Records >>
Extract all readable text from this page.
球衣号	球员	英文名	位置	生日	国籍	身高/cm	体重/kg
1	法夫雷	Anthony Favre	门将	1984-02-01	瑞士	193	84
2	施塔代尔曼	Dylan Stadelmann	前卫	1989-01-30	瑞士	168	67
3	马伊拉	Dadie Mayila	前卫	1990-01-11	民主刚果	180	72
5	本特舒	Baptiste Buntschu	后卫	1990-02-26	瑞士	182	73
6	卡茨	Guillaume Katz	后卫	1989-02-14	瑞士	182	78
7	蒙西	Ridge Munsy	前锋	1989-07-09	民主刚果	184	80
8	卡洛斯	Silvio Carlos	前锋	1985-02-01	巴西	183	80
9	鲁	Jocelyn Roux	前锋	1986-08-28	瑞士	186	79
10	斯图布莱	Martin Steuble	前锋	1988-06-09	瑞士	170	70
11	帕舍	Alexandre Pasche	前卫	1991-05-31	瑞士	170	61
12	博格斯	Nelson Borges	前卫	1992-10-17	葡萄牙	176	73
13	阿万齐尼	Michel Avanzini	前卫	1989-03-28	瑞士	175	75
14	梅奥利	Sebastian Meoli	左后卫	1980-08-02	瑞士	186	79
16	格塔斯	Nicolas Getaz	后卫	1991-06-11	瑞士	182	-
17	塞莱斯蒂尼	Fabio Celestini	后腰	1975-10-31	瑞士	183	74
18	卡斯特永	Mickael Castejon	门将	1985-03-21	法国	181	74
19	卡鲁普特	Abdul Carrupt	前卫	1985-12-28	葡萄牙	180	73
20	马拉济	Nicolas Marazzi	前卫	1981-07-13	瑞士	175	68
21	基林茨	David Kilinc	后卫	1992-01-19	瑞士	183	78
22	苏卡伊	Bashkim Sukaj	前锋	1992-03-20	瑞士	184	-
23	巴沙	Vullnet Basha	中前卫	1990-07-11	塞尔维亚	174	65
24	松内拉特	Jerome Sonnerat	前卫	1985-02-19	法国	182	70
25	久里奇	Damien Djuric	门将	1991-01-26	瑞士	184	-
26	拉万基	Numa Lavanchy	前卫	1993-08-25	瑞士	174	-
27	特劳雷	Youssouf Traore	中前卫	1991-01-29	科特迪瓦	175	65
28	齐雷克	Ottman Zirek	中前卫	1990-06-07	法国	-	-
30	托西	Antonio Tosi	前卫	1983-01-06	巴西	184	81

Do this >> Search the records for the string "民主刚果" and return every line in which it occurs.

Expected output >>
3	马伊拉	Dadie Mayila	前卫	1990-01-11	民主刚果	180	72
7	蒙西	Ridge Munsy	前锋	1989-07-09	民主刚果	184	80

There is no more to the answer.